-- BEGIN --

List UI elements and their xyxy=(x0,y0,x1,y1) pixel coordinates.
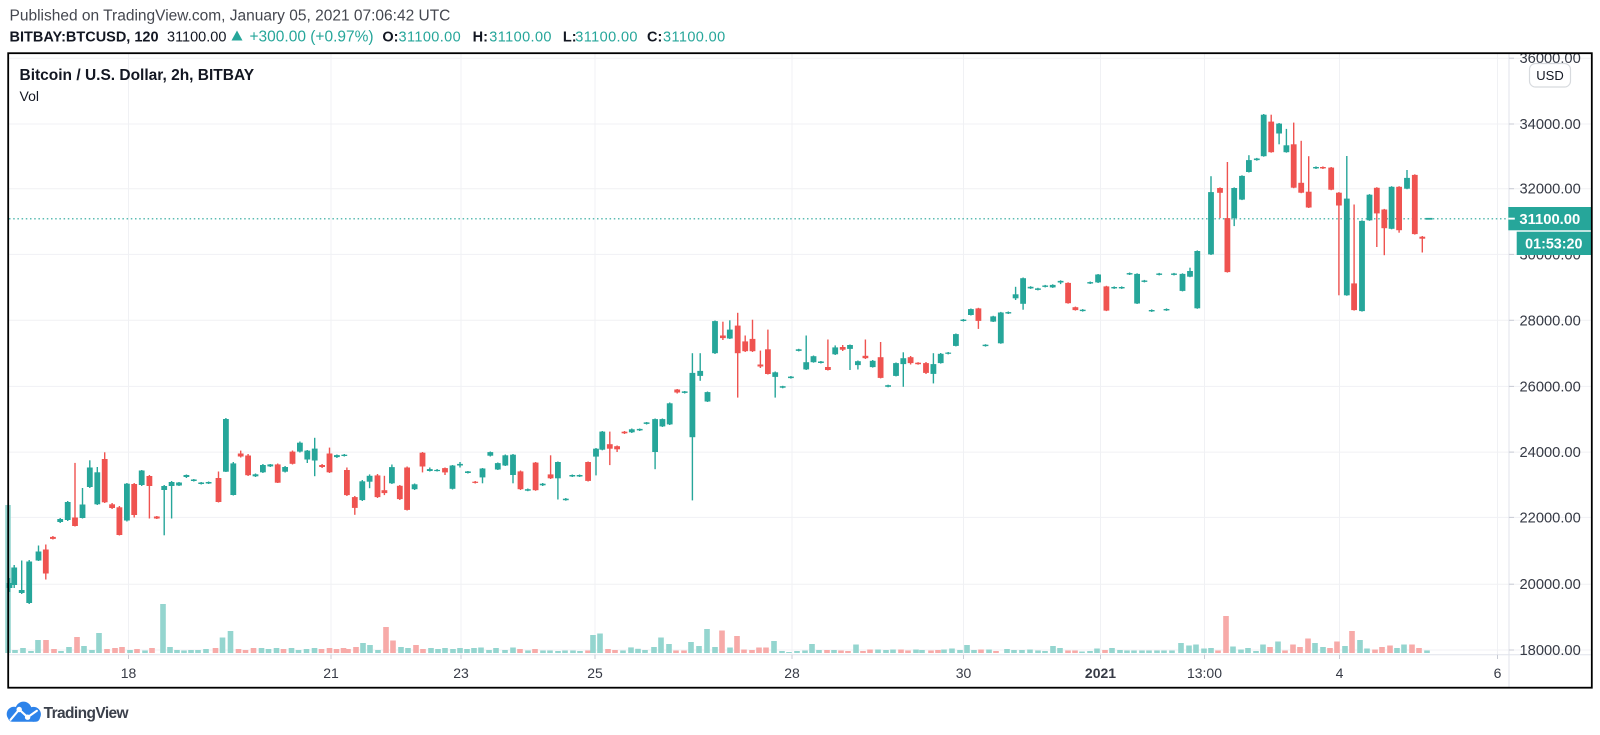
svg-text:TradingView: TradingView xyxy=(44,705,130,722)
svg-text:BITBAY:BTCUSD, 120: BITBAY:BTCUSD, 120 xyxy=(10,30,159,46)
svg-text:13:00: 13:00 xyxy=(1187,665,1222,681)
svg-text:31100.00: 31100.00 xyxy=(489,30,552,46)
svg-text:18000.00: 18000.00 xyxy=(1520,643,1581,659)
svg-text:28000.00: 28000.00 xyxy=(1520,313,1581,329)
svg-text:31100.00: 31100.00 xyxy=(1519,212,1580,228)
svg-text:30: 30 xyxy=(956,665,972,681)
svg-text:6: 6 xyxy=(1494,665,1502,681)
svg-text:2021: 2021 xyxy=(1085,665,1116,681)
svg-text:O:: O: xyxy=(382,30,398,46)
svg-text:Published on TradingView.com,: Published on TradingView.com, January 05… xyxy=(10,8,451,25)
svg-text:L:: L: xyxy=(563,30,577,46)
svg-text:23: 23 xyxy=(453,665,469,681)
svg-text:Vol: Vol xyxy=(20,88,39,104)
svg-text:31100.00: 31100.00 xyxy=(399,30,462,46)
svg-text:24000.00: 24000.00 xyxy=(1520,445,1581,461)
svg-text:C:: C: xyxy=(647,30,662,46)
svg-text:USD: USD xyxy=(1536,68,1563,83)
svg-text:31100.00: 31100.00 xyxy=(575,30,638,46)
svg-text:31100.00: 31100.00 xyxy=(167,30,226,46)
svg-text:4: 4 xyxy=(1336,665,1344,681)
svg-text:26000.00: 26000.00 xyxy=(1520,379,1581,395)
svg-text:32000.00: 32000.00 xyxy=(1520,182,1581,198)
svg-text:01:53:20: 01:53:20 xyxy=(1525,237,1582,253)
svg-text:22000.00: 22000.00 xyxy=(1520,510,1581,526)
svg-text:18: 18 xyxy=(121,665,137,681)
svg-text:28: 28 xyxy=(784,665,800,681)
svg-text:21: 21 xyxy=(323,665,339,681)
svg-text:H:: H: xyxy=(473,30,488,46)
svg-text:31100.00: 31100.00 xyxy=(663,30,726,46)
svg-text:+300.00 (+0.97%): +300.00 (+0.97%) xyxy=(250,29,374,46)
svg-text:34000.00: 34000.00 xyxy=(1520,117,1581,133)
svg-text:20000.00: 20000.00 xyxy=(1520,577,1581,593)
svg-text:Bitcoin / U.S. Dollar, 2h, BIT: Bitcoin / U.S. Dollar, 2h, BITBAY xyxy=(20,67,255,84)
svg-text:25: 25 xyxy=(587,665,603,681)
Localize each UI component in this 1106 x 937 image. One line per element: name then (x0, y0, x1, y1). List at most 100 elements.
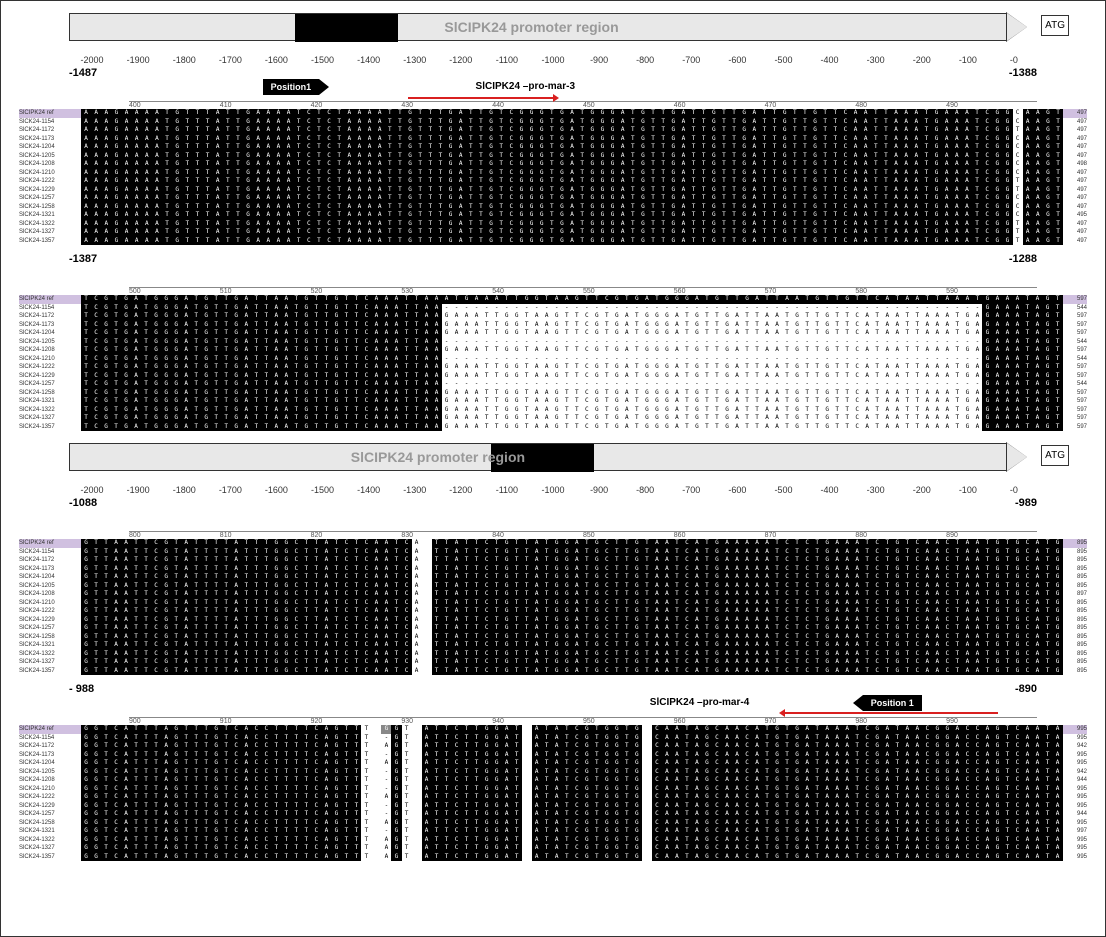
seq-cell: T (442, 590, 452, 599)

-- END --

Repeat the lines of the listing from the line with "svg-text:TradingView: TradingView xyxy=(44,705,130,722)" through the line with "svg-text:6: 6 xyxy=(1494,665,1502,681)", both included.

svg-text:TradingView: TradingView xyxy=(44,705,130,722)
svg-text:BITBAY:BTCUSD, 120: BITBAY:BTCUSD, 120 xyxy=(10,30,159,46)
svg-text:13:00: 13:00 xyxy=(1187,665,1222,681)
svg-text:31100.00: 31100.00 xyxy=(489,30,552,46)
svg-text:18000.00: 18000.00 xyxy=(1520,643,1581,659)
svg-text:28000.00: 28000.00 xyxy=(1520,313,1581,329)
svg-text:31100.00: 31100.00 xyxy=(1519,212,1580,228)
svg-text:30: 30 xyxy=(956,665,972,681)
svg-text:6: 6 xyxy=(1494,665,1502,681)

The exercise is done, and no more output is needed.